* _Work to be completed_
List every line in this data where the string "JSON" occurs.

* _Material for this exercise_
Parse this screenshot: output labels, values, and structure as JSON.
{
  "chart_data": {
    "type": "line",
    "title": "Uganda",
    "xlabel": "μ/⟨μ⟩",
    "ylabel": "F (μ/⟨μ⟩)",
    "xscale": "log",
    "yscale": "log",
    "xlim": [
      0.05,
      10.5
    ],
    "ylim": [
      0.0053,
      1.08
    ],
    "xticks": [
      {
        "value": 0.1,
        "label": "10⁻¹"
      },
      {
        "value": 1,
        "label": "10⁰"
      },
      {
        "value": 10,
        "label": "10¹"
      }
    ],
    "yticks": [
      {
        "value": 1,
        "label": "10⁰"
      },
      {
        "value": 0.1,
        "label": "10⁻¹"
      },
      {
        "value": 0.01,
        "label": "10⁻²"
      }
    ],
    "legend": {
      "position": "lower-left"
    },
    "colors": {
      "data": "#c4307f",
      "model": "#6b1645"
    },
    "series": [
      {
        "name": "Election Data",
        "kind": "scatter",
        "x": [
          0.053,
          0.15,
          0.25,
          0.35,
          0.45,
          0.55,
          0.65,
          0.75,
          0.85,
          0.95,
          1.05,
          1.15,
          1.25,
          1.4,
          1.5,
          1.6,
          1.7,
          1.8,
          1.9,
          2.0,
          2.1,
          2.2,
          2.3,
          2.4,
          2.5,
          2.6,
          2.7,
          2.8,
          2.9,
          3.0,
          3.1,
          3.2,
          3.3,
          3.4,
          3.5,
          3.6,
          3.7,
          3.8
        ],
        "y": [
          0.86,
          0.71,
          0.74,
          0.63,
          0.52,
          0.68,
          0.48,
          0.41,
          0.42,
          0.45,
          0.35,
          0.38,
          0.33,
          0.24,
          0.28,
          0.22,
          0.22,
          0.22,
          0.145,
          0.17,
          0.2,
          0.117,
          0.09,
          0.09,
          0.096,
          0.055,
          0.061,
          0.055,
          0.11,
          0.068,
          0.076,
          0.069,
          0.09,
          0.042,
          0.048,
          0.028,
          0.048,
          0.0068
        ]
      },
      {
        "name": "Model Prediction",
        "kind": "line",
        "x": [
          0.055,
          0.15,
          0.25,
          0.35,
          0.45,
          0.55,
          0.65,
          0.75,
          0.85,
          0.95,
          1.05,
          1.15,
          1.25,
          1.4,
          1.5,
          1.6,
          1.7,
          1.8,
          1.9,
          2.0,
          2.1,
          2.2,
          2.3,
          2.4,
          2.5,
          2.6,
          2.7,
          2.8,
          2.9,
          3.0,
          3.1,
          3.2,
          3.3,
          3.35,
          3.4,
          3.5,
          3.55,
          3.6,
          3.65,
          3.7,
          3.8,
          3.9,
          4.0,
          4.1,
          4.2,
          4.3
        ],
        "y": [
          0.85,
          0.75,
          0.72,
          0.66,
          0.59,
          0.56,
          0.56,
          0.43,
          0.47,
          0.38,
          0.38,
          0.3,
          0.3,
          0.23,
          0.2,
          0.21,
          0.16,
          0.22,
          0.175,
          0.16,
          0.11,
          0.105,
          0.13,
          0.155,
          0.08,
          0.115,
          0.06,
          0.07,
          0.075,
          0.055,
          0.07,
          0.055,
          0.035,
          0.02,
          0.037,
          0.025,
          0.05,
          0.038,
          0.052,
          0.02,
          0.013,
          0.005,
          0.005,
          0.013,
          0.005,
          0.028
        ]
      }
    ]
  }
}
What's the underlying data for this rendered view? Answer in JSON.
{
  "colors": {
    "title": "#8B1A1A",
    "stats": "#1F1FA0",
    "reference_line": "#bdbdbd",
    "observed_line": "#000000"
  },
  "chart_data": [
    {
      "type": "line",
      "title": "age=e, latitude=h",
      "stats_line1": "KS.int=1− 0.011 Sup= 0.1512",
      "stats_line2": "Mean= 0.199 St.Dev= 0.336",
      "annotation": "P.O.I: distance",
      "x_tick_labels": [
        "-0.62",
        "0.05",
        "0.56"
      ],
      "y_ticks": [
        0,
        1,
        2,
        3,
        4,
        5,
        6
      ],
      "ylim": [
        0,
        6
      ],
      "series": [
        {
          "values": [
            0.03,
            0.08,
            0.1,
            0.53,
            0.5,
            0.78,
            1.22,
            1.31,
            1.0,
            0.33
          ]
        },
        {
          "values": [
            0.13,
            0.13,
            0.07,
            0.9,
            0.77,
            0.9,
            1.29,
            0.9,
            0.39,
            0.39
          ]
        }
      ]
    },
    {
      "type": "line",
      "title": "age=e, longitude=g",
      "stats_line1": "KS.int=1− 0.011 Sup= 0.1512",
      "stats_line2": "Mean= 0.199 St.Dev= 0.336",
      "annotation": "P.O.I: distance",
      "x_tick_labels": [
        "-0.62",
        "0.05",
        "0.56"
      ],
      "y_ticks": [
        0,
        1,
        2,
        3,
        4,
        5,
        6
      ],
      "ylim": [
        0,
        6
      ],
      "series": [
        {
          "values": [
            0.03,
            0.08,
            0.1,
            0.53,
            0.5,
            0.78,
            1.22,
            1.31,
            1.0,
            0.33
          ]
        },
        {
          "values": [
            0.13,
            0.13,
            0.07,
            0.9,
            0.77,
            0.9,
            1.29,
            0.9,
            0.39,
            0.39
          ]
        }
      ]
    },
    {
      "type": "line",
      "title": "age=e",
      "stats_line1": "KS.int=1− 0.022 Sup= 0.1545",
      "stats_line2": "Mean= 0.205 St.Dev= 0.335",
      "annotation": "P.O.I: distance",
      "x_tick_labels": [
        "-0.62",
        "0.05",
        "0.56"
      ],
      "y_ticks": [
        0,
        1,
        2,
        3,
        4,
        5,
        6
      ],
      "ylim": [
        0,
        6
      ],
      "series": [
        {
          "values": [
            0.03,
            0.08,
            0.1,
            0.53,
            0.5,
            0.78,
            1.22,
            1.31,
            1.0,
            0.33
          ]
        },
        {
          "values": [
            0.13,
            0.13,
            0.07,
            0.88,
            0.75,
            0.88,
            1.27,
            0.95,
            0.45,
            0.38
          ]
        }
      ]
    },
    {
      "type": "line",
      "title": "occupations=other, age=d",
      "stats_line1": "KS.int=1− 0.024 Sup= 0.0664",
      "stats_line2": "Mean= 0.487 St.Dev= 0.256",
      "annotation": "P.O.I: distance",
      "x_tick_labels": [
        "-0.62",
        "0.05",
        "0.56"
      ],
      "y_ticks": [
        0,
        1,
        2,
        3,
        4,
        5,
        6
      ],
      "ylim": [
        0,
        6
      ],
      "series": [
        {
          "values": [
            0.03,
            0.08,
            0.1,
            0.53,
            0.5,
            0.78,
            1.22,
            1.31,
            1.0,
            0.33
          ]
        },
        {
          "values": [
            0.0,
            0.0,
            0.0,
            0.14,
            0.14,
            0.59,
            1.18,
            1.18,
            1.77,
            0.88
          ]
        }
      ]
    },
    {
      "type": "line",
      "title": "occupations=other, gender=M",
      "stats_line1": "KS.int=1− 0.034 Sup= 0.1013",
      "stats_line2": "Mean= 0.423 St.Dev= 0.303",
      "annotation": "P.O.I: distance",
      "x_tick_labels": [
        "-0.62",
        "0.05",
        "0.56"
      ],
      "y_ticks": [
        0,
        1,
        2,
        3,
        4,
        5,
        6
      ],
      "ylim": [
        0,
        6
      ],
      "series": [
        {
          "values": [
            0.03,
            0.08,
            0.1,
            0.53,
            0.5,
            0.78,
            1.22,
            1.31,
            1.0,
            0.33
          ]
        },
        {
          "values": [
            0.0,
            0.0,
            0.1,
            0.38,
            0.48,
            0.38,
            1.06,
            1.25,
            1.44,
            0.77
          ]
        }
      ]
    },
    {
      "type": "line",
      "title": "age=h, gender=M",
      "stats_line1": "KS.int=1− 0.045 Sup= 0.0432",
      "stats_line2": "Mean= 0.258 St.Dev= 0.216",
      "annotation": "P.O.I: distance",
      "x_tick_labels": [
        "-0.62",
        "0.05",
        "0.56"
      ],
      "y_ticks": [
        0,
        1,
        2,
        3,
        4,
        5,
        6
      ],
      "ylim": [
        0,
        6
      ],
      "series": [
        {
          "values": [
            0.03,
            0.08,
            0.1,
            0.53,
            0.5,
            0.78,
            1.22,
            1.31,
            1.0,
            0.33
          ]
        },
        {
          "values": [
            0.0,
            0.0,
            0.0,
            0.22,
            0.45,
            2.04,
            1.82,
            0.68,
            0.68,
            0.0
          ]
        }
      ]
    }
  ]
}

* _Solution for this exercise_
Parse this screenshot: output labels, values, and structure as JSON.
What's the underlying data for this rendered view? Answer in JSON.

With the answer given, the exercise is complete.